#### Exercise task:
Give the number of lines in the records below that include "title". Reply with that number alone.

#### Exercise input:

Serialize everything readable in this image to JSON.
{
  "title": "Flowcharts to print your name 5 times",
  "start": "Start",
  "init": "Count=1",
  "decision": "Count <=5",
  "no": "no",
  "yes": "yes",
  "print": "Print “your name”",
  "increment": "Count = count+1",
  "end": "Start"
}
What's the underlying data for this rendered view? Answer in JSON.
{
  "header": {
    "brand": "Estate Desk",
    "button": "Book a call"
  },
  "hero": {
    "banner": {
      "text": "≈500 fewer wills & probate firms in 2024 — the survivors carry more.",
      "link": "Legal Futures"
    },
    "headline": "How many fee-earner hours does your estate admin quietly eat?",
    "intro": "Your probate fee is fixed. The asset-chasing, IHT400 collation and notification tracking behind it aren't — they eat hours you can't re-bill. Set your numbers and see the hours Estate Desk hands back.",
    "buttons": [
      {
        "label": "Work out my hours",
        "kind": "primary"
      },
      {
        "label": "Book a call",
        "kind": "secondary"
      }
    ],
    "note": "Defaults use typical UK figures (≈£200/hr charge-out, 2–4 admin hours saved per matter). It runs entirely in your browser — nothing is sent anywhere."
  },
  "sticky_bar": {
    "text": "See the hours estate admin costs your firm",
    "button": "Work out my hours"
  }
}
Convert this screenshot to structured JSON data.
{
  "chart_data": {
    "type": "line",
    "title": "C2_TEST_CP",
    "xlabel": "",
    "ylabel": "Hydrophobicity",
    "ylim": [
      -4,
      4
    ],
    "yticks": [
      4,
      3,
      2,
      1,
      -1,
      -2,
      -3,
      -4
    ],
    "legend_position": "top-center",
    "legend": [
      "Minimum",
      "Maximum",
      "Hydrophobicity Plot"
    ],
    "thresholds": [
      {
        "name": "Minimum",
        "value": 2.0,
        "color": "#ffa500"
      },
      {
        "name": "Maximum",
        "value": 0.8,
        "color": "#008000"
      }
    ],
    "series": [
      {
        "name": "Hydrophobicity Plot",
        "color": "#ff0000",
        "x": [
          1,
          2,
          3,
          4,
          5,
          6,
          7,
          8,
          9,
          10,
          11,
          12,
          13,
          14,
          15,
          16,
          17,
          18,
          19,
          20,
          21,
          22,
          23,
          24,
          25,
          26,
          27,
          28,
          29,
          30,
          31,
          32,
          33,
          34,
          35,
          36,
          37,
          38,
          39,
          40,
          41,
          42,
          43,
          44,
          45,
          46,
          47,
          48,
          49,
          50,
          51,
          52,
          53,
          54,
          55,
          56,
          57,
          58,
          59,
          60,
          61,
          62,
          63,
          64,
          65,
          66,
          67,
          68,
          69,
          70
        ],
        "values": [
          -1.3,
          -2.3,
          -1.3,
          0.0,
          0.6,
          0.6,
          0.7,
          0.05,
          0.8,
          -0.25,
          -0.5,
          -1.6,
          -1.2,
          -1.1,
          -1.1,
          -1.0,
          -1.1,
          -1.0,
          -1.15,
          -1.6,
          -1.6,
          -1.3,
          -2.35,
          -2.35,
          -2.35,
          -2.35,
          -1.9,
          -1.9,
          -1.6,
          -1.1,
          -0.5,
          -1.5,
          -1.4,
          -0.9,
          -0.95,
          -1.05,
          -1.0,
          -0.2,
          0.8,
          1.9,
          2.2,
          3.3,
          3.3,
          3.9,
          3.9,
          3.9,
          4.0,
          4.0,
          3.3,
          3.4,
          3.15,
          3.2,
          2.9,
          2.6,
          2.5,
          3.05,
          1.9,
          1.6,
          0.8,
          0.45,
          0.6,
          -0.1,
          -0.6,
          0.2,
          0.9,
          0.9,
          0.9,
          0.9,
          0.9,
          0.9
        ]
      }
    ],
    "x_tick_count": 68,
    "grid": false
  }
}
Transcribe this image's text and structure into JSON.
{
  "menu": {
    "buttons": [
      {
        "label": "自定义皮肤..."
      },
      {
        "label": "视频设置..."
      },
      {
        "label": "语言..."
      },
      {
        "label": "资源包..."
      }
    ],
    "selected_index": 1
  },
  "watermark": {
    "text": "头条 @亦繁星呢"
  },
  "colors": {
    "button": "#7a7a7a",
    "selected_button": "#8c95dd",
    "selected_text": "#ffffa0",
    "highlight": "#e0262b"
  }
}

#### Solved problem:
2